Materials provided:

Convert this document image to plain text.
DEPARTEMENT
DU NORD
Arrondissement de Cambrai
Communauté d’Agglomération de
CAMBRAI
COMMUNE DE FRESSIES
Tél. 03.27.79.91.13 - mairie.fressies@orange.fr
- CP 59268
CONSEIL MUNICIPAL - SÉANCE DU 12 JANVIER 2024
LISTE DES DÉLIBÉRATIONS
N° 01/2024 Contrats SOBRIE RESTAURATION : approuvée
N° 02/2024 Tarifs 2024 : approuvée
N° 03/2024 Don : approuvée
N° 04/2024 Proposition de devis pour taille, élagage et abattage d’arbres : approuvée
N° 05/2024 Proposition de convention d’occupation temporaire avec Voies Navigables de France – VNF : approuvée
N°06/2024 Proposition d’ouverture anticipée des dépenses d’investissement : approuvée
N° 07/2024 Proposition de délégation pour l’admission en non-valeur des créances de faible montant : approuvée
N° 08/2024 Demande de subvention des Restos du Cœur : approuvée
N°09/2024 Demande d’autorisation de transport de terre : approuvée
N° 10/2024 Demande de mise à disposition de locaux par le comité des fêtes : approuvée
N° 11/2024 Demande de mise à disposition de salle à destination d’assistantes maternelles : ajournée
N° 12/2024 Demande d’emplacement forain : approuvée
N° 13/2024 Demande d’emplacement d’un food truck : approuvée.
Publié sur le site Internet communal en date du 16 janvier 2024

What to produce: All the data must be duplicated exactly, with nothing added or removed.

Answer for the task:
Convert this document image to plain text.
DEPARTEMENT
DU NORD
Arrondissement de Cambrai
Communauté d’Agglomération de
CAMBRAI
COMMUNE DE FRESSIES
Tél. 03.27.79.91.13 - mairie.fressies@orange.fr
- CP 59268
CONSEIL MUNICIPAL - SÉANCE DU 12 JANVIER 2024
LISTE DES DÉLIBÉRATIONS
N° 01/2024 Contrats SOBRIE RESTAURATION : approuvée
N° 02/2024 Tarifs 2024 : approuvée
N° 03/2024 Don : approuvée
N° 04/2024 Proposition de devis pour taille, élagage et abattage d’arbres : approuvée
N° 05/2024 Proposition de convention d’occupation temporaire avec Voies Navigables de France – VNF : approuvée
N°06/2024 Proposition d’ouverture anticipée des dépenses d’investissement : approuvée
N° 07/2024 Proposition de délégation pour l’admission en non-valeur des créances de faible montant : approuvée
N° 08/2024 Demande de subvention des Restos du Cœur : approuvée
N°09/2024 Demande d’autorisation de transport de terre : approuvée
N° 10/2024 Demande de mise à disposition de locaux par le comité des fêtes : approuvée
N° 11/2024 Demande de mise à disposition de salle à destination d’assistantes maternelles : ajournée
N° 12/2024 Demande d’emplacement forain : approuvée
N° 13/2024 Demande d’emplacement d’un food truck : approuvée.
Publié sur le site Internet communal en date du 16 janvier 2024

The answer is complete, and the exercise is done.